• **AIM**: Do not include the pictures; repeat the rest of the data exactly.

• **EXTRACTED INFORMATION**:
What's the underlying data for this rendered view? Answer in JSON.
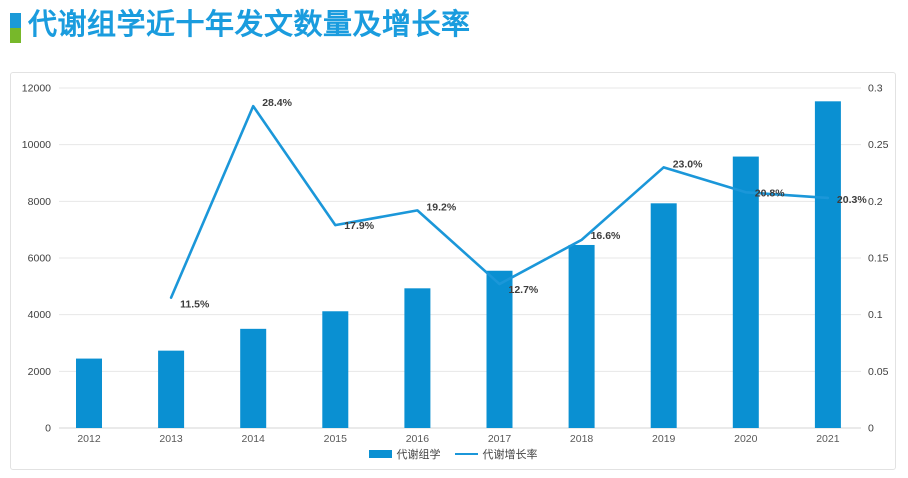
{
  "title": "代谢组学近十年发文数量及增长率",
  "legend": {
    "bar_label": "代谢组学",
    "line_label": "代谢增长率"
  },
  "colors": {
    "bar": "#0a90d2",
    "line": "#1b97d9",
    "title": "#1a9cde",
    "marker_blue": "#1b9ad8",
    "marker_green": "#77b82a",
    "grid": "#e7e7e7",
    "axis_line": "#d6d6d6",
    "tick_text": "#3f3f3f",
    "year_text": "#595959",
    "data_label_text": "#3d3d3d"
  },
  "chart_data": {
    "type": "combo",
    "title": "代谢组学近十年发文数量及增长率",
    "categories": [
      "2012",
      "2013",
      "2014",
      "2015",
      "2016",
      "2017",
      "2018",
      "2019",
      "2020",
      "2021"
    ],
    "series": [
      {
        "name": "代谢组学",
        "type": "bar",
        "axis": "left",
        "values": [
          2450,
          2730,
          3500,
          4120,
          4930,
          5550,
          6460,
          7930,
          9580,
          11530
        ]
      },
      {
        "name": "代谢增长率",
        "type": "line",
        "axis": "right",
        "values": [
          null,
          0.115,
          0.284,
          0.179,
          0.192,
          0.127,
          0.166,
          0.23,
          0.208,
          0.203
        ],
        "labels": [
          null,
          "11.5%",
          "28.4%",
          "17.9%",
          "19.2%",
          "12.7%",
          "16.6%",
          "23.0%",
          "20.8%",
          "20.3%"
        ]
      }
    ],
    "left_axis": {
      "ticks": [
        "0",
        "2000",
        "4000",
        "6000",
        "8000",
        "10000",
        "12000"
      ],
      "min": 0,
      "max": 12000
    },
    "right_axis": {
      "ticks": [
        "0",
        "0.05",
        "0.1",
        "0.15",
        "0.2",
        "0.25",
        "0.3"
      ],
      "min": 0,
      "max": 0.3
    },
    "grid": true,
    "legend_position": "bottom"
  }
}
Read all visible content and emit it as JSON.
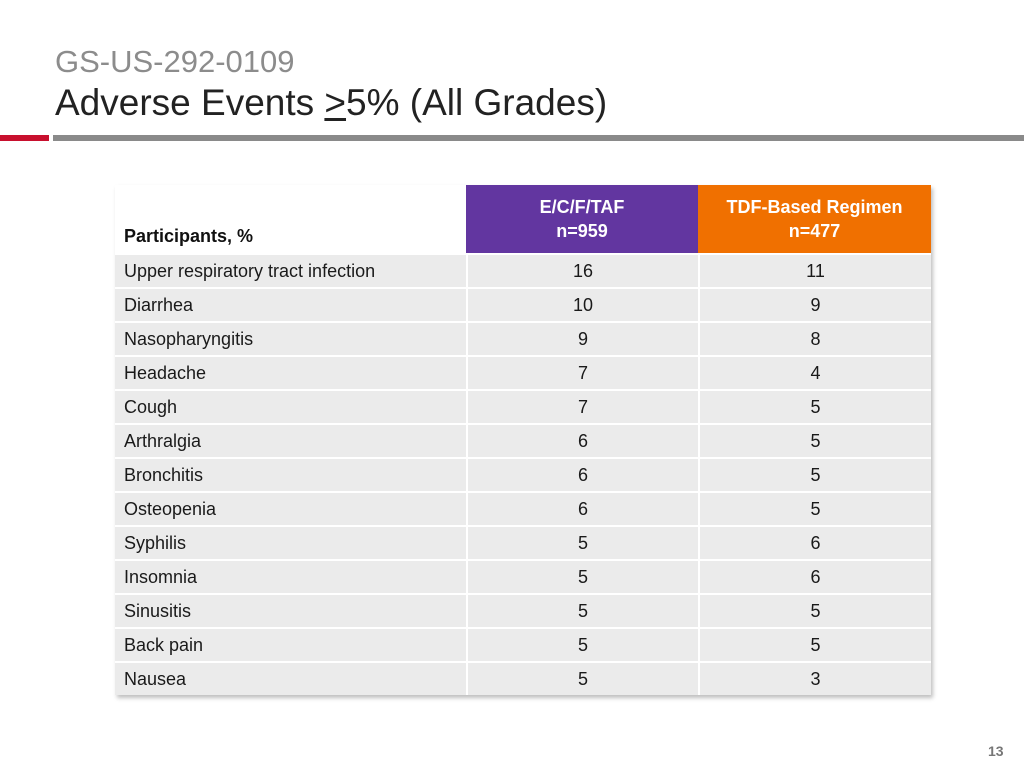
{
  "header": {
    "subtitle": "GS-US-292-0109",
    "title_prefix": "Adverse Events ",
    "title_ge": ">",
    "title_suffix": "5% (All Grades)"
  },
  "colors": {
    "purple": "#6236a0",
    "orange": "#f07000",
    "accent_red": "#c8102e"
  },
  "table": {
    "label_header": "Participants, %",
    "groups": [
      {
        "name": "E/C/F/TAF",
        "n": "n=959"
      },
      {
        "name": "TDF-Based Regimen",
        "n": "n=477"
      }
    ],
    "rows": [
      {
        "event": "Upper respiratory tract infection",
        "a": "16",
        "b": "11"
      },
      {
        "event": "Diarrhea",
        "a": "10",
        "b": "9"
      },
      {
        "event": "Nasopharyngitis",
        "a": "9",
        "b": "8"
      },
      {
        "event": "Headache",
        "a": "7",
        "b": "4"
      },
      {
        "event": "Cough",
        "a": "7",
        "b": "5"
      },
      {
        "event": "Arthralgia",
        "a": "6",
        "b": "5"
      },
      {
        "event": "Bronchitis",
        "a": "6",
        "b": "5"
      },
      {
        "event": "Osteopenia",
        "a": "6",
        "b": "5"
      },
      {
        "event": "Syphilis",
        "a": "5",
        "b": "6"
      },
      {
        "event": "Insomnia",
        "a": "5",
        "b": "6"
      },
      {
        "event": "Sinusitis",
        "a": "5",
        "b": "5"
      },
      {
        "event": "Back pain",
        "a": "5",
        "b": "5"
      },
      {
        "event": "Nausea",
        "a": "5",
        "b": "3"
      }
    ]
  },
  "page_number": "13"
}
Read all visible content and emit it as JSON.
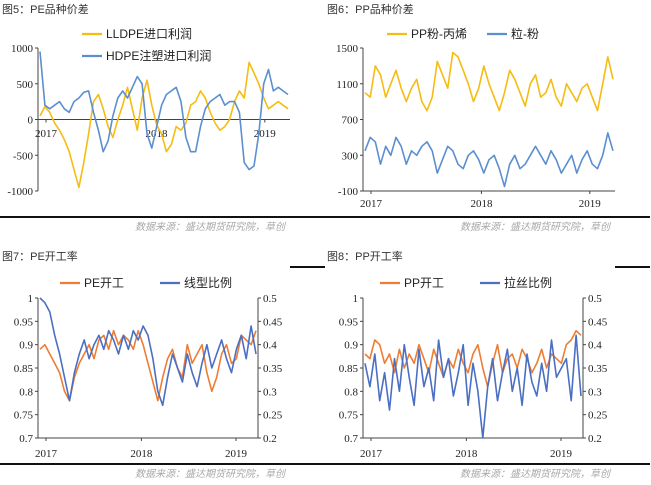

• **WRITTEN RESPONSE**:
What's the underlying data for this rendered view? Answer in JSON.
{
  "title": "代谢组学近十年发文数量及增长率",
  "legend": {
    "bar_label": "代谢组学",
    "line_label": "代谢增长率"
  },
  "colors": {
    "bar": "#0a90d2",
    "line": "#1b97d9",
    "title": "#1a9cde",
    "marker_blue": "#1b9ad8",
    "marker_green": "#77b82a",
    "grid": "#e7e7e7",
    "axis_line": "#d6d6d6",
    "tick_text": "#3f3f3f",
    "year_text": "#595959",
    "data_label_text": "#3d3d3d"
  },
  "chart_data": {
    "type": "combo",
    "title": "代谢组学近十年发文数量及增长率",
    "categories": [
      "2012",
      "2013",
      "2014",
      "2015",
      "2016",
      "2017",
      "2018",
      "2019",
      "2020",
      "2021"
    ],
    "series": [
      {
        "name": "代谢组学",
        "type": "bar",
        "axis": "left",
        "values": [
          2450,
          2730,
          3500,
          4120,
          4930,
          5550,
          6460,
          7930,
          9580,
          11530
        ]
      },
      {
        "name": "代谢增长率",
        "type": "line",
        "axis": "right",
        "values": [
          null,
          0.115,
          0.284,
          0.179,
          0.192,
          0.127,
          0.166,
          0.23,
          0.208,
          0.203
        ],
        "labels": [
          null,
          "11.5%",
          "28.4%",
          "17.9%",
          "19.2%",
          "12.7%",
          "16.6%",
          "23.0%",
          "20.8%",
          "20.3%"
        ]
      }
    ],
    "left_axis": {
      "ticks": [
        "0",
        "2000",
        "4000",
        "6000",
        "8000",
        "10000",
        "12000"
      ],
      "min": 0,
      "max": 12000
    },
    "right_axis": {
      "ticks": [
        "0",
        "0.05",
        "0.1",
        "0.15",
        "0.2",
        "0.25",
        "0.3"
      ],
      "min": 0,
      "max": 0.3
    },
    "grid": true,
    "legend_position": "bottom"
  }
}
Read all visible content and emit it as JSON.
{
  "header": {
    "subtitle": "GS-US-292-0109",
    "title_prefix": "Adverse Events ",
    "title_ge": ">",
    "title_suffix": "5% (All Grades)"
  },
  "colors": {
    "purple": "#6236a0",
    "orange": "#f07000",
    "accent_red": "#c8102e"
  },
  "table": {
    "label_header": "Participants, %",
    "groups": [
      {
        "name": "E/C/F/TAF",
        "n": "n=959"
      },
      {
        "name": "TDF-Based Regimen",
        "n": "n=477"
      }
    ],
    "rows": [
      {
        "event": "Upper respiratory tract infection",
        "a": "16",
        "b": "11"
      },
      {
        "event": "Diarrhea",
        "a": "10",
        "b": "9"
      },
      {
        "event": "Nasopharyngitis",
        "a": "9",
        "b": "8"
      },
      {
        "event": "Headache",
        "a": "7",
        "b": "4"
      },
      {
        "event": "Cough",
        "a": "7",
        "b": "5"
      },
      {
        "event": "Arthralgia",
        "a": "6",
        "b": "5"
      },
      {
        "event": "Bronchitis",
        "a": "6",
        "b": "5"
      },
      {
        "event": "Osteopenia",
        "a": "6",
        "b": "5"
      },
      {
        "event": "Syphilis",
        "a": "5",
        "b": "6"
      },
      {
        "event": "Insomnia",
        "a": "5",
        "b": "6"
      },
      {
        "event": "Sinusitis",
        "a": "5",
        "b": "5"
      },
      {
        "event": "Back pain",
        "a": "5",
        "b": "5"
      },
      {
        "event": "Nausea",
        "a": "5",
        "b": "3"
      }
    ]
  },
  "page_number": "13"
}
Read all visible content and emit it as JSON.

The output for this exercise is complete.